> _Data provided_:
>> begin
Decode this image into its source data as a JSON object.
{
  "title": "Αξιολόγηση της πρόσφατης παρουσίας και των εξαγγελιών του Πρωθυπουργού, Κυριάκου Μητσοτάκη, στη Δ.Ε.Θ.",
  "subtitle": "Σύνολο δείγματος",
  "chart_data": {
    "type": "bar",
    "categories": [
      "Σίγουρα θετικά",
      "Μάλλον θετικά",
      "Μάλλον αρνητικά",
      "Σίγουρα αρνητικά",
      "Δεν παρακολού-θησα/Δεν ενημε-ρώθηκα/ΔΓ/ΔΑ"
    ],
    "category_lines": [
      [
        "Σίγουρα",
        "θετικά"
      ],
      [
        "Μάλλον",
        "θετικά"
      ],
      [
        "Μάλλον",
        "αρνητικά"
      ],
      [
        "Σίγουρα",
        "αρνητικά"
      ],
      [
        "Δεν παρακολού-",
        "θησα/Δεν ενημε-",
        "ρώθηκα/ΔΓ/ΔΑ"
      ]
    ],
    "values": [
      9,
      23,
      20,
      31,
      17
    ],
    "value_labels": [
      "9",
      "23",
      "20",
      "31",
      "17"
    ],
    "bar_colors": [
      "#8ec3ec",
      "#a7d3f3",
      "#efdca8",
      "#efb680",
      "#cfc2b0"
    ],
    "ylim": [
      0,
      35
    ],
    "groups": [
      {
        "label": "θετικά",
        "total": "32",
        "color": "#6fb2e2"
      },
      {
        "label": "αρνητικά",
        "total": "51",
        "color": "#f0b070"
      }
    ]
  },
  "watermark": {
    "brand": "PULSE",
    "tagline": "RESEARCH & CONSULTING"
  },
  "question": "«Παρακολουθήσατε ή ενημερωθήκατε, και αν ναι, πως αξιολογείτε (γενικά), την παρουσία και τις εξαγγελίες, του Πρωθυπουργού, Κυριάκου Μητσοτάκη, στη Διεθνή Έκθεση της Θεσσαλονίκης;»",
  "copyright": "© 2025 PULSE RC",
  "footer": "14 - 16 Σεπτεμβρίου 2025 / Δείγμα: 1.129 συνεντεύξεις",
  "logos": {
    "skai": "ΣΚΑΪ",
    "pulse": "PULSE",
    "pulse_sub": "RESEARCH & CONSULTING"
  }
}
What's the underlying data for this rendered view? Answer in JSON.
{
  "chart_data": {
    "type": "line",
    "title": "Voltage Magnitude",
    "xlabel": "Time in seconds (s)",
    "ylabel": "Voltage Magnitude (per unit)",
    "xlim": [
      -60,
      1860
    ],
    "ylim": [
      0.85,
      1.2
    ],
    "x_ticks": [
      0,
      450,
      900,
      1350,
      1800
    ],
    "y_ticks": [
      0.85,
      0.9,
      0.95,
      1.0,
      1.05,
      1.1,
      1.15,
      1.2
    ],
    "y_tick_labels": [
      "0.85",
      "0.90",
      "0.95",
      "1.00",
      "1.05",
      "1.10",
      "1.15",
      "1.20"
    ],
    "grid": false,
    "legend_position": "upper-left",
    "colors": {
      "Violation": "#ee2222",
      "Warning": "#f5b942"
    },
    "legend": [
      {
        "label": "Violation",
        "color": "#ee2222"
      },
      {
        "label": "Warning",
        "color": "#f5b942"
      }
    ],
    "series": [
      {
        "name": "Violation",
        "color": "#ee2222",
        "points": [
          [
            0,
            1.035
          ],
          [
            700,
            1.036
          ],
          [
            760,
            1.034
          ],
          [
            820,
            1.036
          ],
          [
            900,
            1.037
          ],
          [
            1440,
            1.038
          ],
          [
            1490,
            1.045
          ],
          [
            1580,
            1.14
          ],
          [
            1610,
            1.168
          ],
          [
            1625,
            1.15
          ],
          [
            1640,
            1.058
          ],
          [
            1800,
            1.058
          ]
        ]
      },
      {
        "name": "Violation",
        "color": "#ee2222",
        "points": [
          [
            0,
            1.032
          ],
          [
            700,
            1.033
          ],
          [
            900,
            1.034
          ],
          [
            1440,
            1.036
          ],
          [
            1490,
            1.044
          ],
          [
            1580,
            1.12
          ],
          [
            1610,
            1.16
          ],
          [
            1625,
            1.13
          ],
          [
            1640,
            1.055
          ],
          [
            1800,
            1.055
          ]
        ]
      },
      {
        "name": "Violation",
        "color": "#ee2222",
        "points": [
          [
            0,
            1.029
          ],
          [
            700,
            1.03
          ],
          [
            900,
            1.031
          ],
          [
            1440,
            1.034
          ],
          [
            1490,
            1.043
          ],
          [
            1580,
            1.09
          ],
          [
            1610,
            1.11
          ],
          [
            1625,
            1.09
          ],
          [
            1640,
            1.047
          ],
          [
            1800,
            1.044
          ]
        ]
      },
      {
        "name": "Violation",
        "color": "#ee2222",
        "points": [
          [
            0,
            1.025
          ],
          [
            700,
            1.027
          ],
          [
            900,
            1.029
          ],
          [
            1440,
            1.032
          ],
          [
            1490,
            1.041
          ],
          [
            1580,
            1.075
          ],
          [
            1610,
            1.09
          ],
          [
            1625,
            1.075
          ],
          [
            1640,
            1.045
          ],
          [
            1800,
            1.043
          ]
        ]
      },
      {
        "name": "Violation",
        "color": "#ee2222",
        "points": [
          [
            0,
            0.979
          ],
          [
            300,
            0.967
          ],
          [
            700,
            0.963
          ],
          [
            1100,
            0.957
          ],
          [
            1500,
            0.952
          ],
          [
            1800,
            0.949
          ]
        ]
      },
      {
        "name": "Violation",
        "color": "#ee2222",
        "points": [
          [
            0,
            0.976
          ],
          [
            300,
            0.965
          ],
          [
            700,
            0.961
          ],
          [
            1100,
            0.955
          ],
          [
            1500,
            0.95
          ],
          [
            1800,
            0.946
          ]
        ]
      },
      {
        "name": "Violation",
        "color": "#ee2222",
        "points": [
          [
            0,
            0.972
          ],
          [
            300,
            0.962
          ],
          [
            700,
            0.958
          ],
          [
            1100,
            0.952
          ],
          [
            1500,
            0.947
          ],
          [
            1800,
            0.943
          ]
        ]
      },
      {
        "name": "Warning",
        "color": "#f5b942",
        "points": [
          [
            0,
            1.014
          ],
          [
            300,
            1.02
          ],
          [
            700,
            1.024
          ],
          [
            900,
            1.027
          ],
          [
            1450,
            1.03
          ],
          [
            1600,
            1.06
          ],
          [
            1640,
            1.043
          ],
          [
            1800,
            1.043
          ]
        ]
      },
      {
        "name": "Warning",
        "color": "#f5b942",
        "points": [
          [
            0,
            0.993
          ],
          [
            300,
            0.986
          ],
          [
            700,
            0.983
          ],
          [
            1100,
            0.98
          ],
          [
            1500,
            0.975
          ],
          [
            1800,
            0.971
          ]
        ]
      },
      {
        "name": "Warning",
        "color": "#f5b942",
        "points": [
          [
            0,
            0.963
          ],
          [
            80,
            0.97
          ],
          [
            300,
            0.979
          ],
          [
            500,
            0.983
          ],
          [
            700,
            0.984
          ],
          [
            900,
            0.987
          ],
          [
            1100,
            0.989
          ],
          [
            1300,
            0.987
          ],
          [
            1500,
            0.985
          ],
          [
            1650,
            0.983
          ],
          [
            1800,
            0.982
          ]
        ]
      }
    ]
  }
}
>> end
> _Given problem_:
Search the data for the word "JSON" and copy each line where it appears.

> _Output below_:
Decode this image into its source data as a JSON object.
What's the underlying data for this rendered view? Answer in JSON.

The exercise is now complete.